_YOUR GOAL_.
Print the records below word for word, but leave out the pictures.

Records excerpted from a collection:
------------------------------------------------------------
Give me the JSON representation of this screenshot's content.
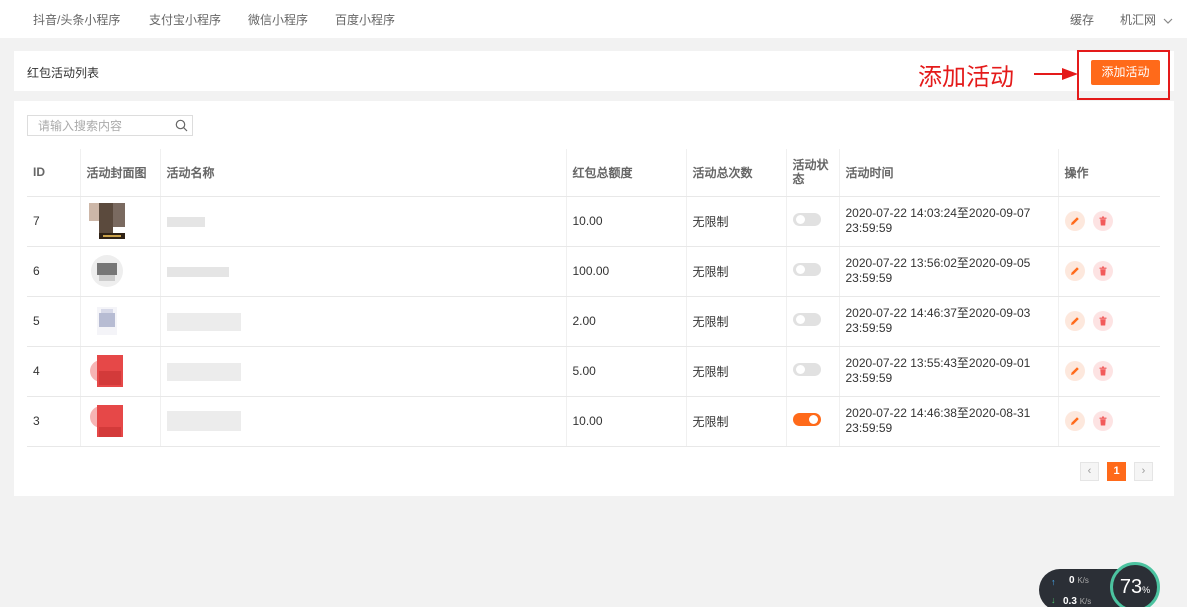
{
  "nav": {
    "items": [
      "抖音/头条小程序",
      "支付宝小程序",
      "微信小程序",
      "百度小程序"
    ],
    "cache": "缓存",
    "user": "机汇网"
  },
  "header": {
    "title": "红包活动列表",
    "add_button": "添加活动",
    "annotation": "添加活动"
  },
  "search": {
    "placeholder": "请输入搜索内容"
  },
  "table": {
    "columns": [
      "ID",
      "活动封面图",
      "活动名称",
      "红包总额度",
      "活动总次数",
      "活动状态",
      "活动时间",
      "操作"
    ],
    "rows": [
      {
        "id": "7",
        "amount": "10.00",
        "count": "无限制",
        "status": false,
        "time": "2020-07-22 14:03:24至2020-09-07 23:59:59"
      },
      {
        "id": "6",
        "amount": "100.00",
        "count": "无限制",
        "status": false,
        "time": "2020-07-22 13:56:02至2020-09-05 23:59:59"
      },
      {
        "id": "5",
        "amount": "2.00",
        "count": "无限制",
        "status": false,
        "time": "2020-07-22 14:46:37至2020-09-03 23:59:59"
      },
      {
        "id": "4",
        "amount": "5.00",
        "count": "无限制",
        "status": false,
        "time": "2020-07-22 13:55:43至2020-09-01 23:59:59"
      },
      {
        "id": "3",
        "amount": "10.00",
        "count": "无限制",
        "status": true,
        "time": "2020-07-22 14:46:38至2020-08-31 23:59:59"
      }
    ]
  },
  "pagination": {
    "current": "1",
    "prev": "‹",
    "next": "›"
  },
  "widget": {
    "up_rate": "0",
    "up_unit": "K/s",
    "down_rate": "0.3",
    "down_unit": "K/s",
    "percent": "73",
    "percent_unit": "%"
  },
  "colors": {
    "accent": "#ff6a1a",
    "annotation": "#e41a1a",
    "switch_off": "#e1e1e1"
  }
}
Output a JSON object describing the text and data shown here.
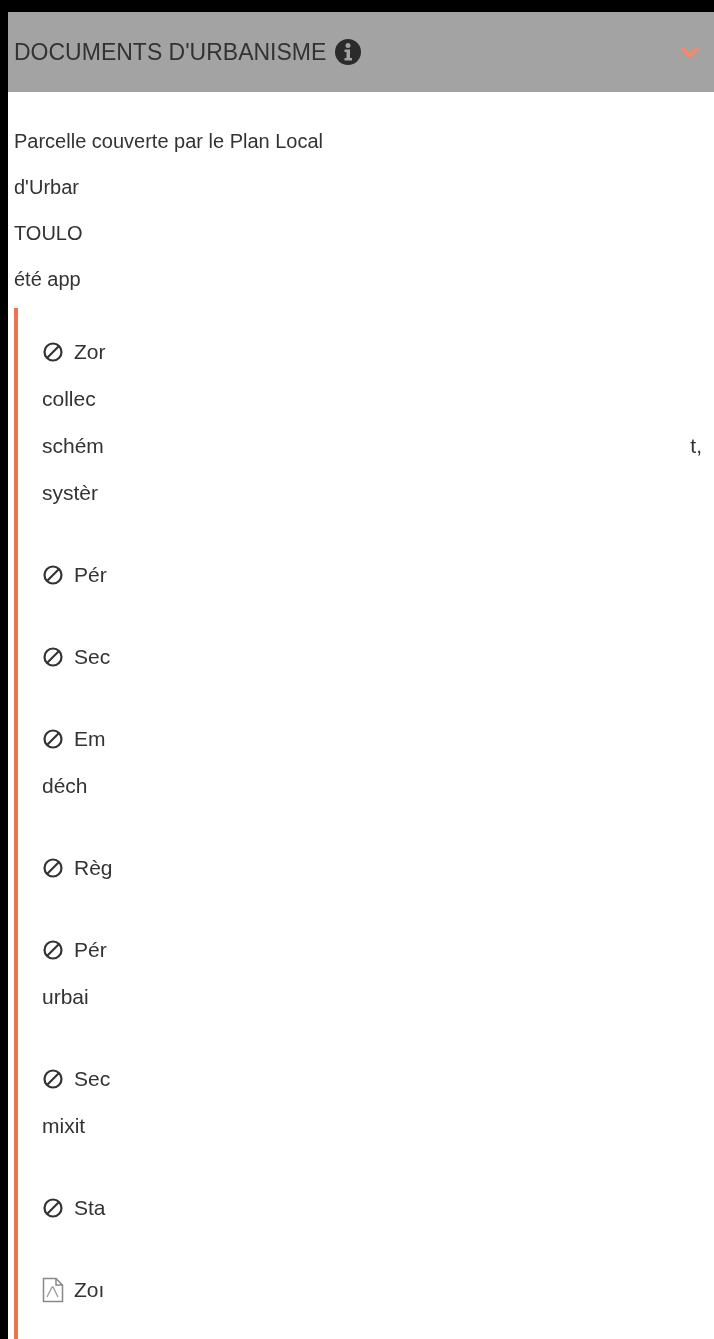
{
  "header": {
    "title": "DOCUMENTS D'URBANISME",
    "expanded": true
  },
  "intro_lines": [
    "Parcelle couverte par le Plan Local",
    "d'Urbar",
    "TOULO",
    "été app"
  ],
  "items": [
    {
      "kind": "forbidden",
      "lines": [
        "Zor",
        "collec",
        "schém",
        "systèr"
      ],
      "edge_text": "t,"
    },
    {
      "kind": "forbidden",
      "lines": [
        "Pér"
      ]
    },
    {
      "kind": "forbidden",
      "lines": [
        "Sec"
      ]
    },
    {
      "kind": "forbidden",
      "lines": [
        "Em",
        "déch"
      ]
    },
    {
      "kind": "forbidden",
      "lines": [
        "Règ"
      ]
    },
    {
      "kind": "forbidden",
      "lines": [
        "Pér",
        "urbai"
      ]
    },
    {
      "kind": "forbidden",
      "lines": [
        "Sec",
        "mixit"
      ]
    },
    {
      "kind": "forbidden",
      "lines": [
        "Sta"
      ]
    },
    {
      "kind": "pdf",
      "lines": [
        "Zoı"
      ]
    }
  ]
}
------------------------------------------------------------
_REPLY_.
Give me the JSON representation of this screenshot's content.
{
  "nav": {
    "items": [
      "抖音/头条小程序",
      "支付宝小程序",
      "微信小程序",
      "百度小程序"
    ],
    "cache": "缓存",
    "user": "机汇网"
  },
  "header": {
    "title": "红包活动列表",
    "add_button": "添加活动",
    "annotation": "添加活动"
  },
  "search": {
    "placeholder": "请输入搜索内容"
  },
  "table": {
    "columns": [
      "ID",
      "活动封面图",
      "活动名称",
      "红包总额度",
      "活动总次数",
      "活动状态",
      "活动时间",
      "操作"
    ],
    "rows": [
      {
        "id": "7",
        "amount": "10.00",
        "count": "无限制",
        "status": false,
        "time": "2020-07-22 14:03:24至2020-09-07 23:59:59"
      },
      {
        "id": "6",
        "amount": "100.00",
        "count": "无限制",
        "status": false,
        "time": "2020-07-22 13:56:02至2020-09-05 23:59:59"
      },
      {
        "id": "5",
        "amount": "2.00",
        "count": "无限制",
        "status": false,
        "time": "2020-07-22 14:46:37至2020-09-03 23:59:59"
      },
      {
        "id": "4",
        "amount": "5.00",
        "count": "无限制",
        "status": false,
        "time": "2020-07-22 13:55:43至2020-09-01 23:59:59"
      },
      {
        "id": "3",
        "amount": "10.00",
        "count": "无限制",
        "status": true,
        "time": "2020-07-22 14:46:38至2020-08-31 23:59:59"
      }
    ]
  },
  "pagination": {
    "current": "1",
    "prev": "‹",
    "next": "›"
  },
  "widget": {
    "up_rate": "0",
    "up_unit": "K/s",
    "down_rate": "0.3",
    "down_unit": "K/s",
    "percent": "73",
    "percent_unit": "%"
  },
  "colors": {
    "accent": "#ff6a1a",
    "annotation": "#e41a1a",
    "switch_off": "#e1e1e1"
  }
}
Output a JSON object describing the text and data shown here.
{
  "header": {
    "title": "DOCUMENTS D'URBANISME",
    "expanded": true
  },
  "intro_lines": [
    "Parcelle couverte par le Plan Local",
    "d'Urbar",
    "TOULO",
    "été app"
  ],
  "items": [
    {
      "kind": "forbidden",
      "lines": [
        "Zor",
        "collec",
        "schém",
        "systèr"
      ],
      "edge_text": "t,"
    },
    {
      "kind": "forbidden",
      "lines": [
        "Pér"
      ]
    },
    {
      "kind": "forbidden",
      "lines": [
        "Sec"
      ]
    },
    {
      "kind": "forbidden",
      "lines": [
        "Em",
        "déch"
      ]
    },
    {
      "kind": "forbidden",
      "lines": [
        "Règ"
      ]
    },
    {
      "kind": "forbidden",
      "lines": [
        "Pér",
        "urbai"
      ]
    },
    {
      "kind": "forbidden",
      "lines": [
        "Sec",
        "mixit"
      ]
    },
    {
      "kind": "forbidden",
      "lines": [
        "Sta"
      ]
    },
    {
      "kind": "pdf",
      "lines": [
        "Zoı"
      ]
    }
  ]
}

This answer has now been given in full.